Saved entries:
+===+
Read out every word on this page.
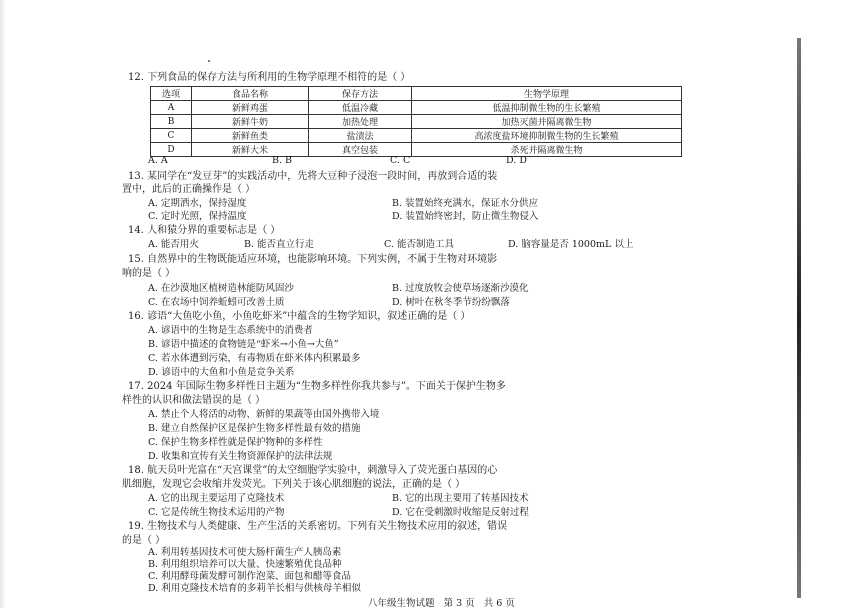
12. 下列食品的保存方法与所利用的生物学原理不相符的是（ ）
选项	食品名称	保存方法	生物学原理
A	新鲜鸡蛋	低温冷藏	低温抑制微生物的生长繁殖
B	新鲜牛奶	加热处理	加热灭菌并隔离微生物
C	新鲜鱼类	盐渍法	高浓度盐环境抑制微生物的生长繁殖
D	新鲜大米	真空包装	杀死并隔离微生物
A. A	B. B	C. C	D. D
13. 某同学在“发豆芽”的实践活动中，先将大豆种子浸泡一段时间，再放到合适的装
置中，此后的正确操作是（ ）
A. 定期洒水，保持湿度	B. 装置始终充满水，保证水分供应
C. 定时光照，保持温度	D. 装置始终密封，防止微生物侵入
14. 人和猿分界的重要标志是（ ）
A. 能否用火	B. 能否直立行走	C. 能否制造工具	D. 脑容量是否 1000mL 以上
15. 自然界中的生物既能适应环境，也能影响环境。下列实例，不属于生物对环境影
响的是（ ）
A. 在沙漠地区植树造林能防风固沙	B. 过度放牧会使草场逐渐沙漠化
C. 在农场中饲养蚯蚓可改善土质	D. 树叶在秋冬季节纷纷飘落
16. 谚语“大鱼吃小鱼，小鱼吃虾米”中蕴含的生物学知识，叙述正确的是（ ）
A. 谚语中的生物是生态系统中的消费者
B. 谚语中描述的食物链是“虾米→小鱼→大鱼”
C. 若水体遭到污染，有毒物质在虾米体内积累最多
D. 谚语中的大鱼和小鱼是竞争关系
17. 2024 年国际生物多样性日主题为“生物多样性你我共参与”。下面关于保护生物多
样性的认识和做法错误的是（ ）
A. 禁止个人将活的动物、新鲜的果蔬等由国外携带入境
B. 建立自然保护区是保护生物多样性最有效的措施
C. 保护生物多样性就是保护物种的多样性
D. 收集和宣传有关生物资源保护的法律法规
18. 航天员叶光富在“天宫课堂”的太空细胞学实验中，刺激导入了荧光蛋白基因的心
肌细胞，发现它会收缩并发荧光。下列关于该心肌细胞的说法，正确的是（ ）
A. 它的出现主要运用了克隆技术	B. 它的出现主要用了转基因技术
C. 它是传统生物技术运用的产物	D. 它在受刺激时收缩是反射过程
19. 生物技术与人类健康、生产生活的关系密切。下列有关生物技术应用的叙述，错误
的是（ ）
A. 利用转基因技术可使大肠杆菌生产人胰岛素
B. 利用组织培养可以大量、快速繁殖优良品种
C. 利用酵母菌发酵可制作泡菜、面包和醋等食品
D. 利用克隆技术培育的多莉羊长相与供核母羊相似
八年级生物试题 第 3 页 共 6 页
+===+
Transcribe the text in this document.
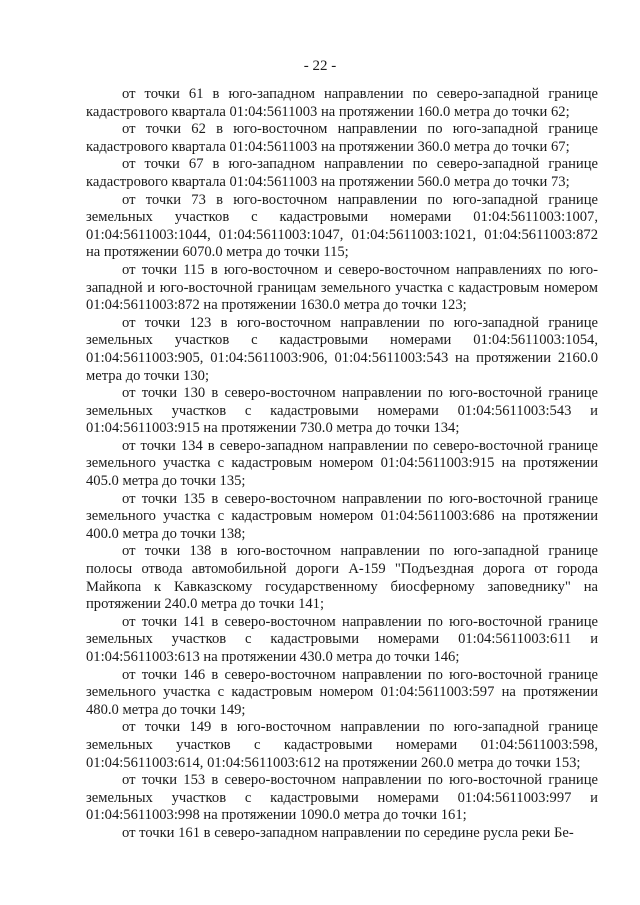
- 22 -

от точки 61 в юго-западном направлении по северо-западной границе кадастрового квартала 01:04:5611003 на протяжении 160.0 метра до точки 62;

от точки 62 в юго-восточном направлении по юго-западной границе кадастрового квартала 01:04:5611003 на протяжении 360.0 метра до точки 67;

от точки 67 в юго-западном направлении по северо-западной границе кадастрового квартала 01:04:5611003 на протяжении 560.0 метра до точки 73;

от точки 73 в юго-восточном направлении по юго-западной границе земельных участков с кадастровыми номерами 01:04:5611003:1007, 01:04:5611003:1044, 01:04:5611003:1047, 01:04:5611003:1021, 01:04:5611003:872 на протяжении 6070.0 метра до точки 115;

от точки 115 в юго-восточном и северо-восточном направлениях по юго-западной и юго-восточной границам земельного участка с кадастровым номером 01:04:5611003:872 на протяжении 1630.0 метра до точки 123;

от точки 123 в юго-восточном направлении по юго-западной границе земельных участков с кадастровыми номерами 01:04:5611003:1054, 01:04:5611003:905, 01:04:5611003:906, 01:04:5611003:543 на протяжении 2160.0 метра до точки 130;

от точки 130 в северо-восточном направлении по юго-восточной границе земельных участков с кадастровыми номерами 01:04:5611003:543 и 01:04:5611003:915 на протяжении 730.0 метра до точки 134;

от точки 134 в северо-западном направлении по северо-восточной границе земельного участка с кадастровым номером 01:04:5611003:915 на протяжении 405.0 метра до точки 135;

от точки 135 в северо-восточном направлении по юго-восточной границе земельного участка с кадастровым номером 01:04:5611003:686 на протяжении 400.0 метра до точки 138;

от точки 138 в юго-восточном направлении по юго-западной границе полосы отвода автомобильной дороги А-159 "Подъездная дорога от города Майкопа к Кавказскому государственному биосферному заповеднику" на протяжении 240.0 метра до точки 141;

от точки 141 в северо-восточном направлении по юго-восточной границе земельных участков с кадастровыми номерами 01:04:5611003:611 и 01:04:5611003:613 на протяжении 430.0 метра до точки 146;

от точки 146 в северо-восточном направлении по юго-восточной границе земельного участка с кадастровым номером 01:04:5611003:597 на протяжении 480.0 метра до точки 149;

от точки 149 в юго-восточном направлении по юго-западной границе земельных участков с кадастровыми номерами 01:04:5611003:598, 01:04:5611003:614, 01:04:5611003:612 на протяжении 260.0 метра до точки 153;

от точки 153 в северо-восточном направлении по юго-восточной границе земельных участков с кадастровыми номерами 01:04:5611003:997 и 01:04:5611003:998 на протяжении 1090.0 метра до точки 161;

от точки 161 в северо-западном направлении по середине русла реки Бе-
+===+
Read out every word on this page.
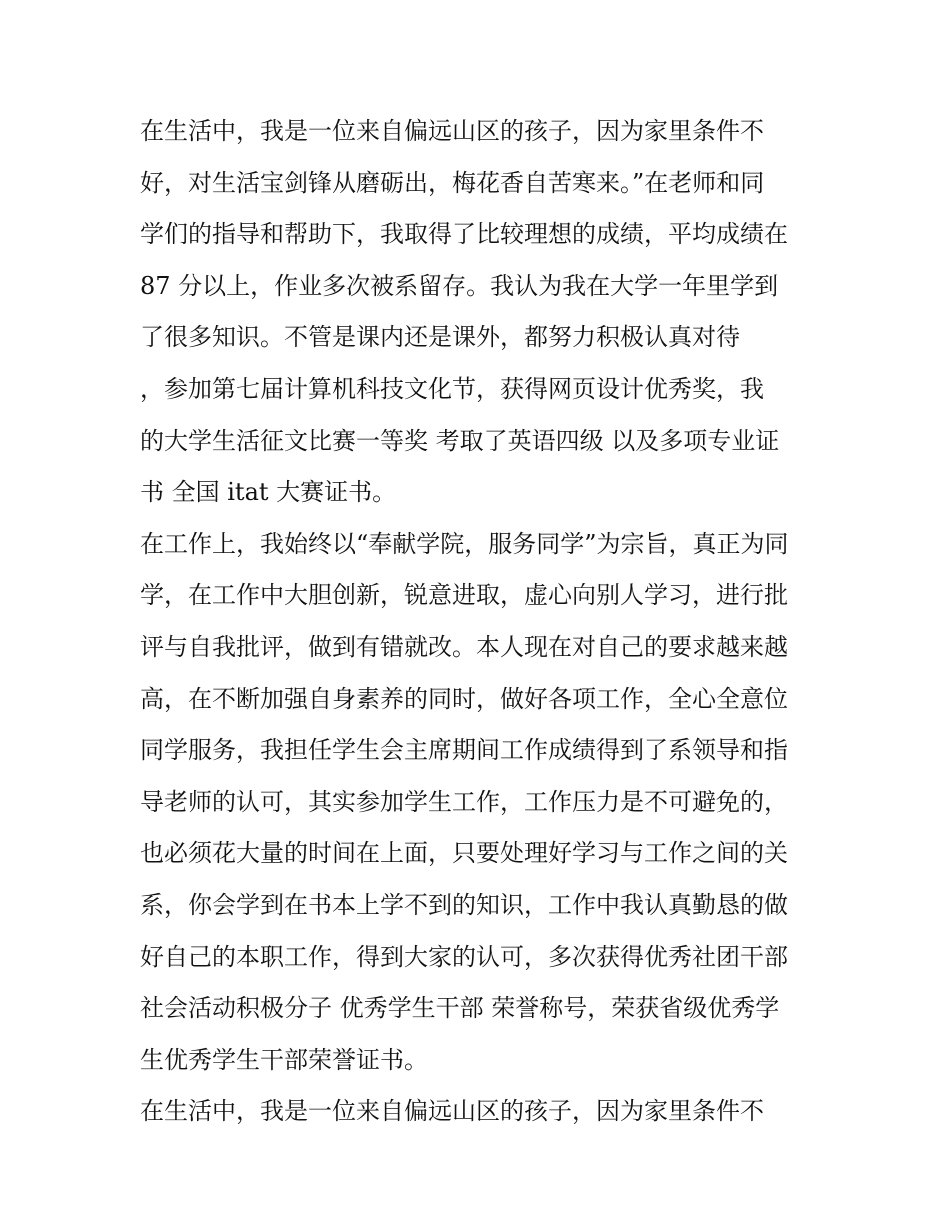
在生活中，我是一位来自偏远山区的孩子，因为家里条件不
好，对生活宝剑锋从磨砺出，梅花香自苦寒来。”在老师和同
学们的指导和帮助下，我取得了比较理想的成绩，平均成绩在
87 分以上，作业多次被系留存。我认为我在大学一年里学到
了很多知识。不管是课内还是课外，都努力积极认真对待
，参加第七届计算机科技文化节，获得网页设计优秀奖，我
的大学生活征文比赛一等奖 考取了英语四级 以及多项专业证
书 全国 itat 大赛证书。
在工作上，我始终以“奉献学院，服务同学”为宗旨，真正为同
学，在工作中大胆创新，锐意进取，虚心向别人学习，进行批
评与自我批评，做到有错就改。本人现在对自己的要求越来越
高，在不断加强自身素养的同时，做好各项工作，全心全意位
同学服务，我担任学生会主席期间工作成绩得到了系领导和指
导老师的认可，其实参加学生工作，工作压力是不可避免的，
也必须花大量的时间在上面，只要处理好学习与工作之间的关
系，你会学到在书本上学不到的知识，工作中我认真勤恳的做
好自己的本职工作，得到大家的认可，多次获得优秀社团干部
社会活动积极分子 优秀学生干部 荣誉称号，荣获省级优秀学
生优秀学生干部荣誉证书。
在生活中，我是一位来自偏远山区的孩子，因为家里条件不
+===+
Copy each line of the data above that holds "квартала".

от точки 61 в юго-западном направлении по северо-западной границе кадастрового квартала 01:04:5611003 на протяжении 160.0 метра до точки 62;
от точки 62 в юго-восточном направлении по юго-западной границе кадастрового квартала 01:04:5611003 на протяжении 360.0 метра до точки 67;
от точки 67 в юго-западном направлении по северо-западной границе кадастрового квартала 01:04:5611003 на протяжении 560.0 метра до точки 73;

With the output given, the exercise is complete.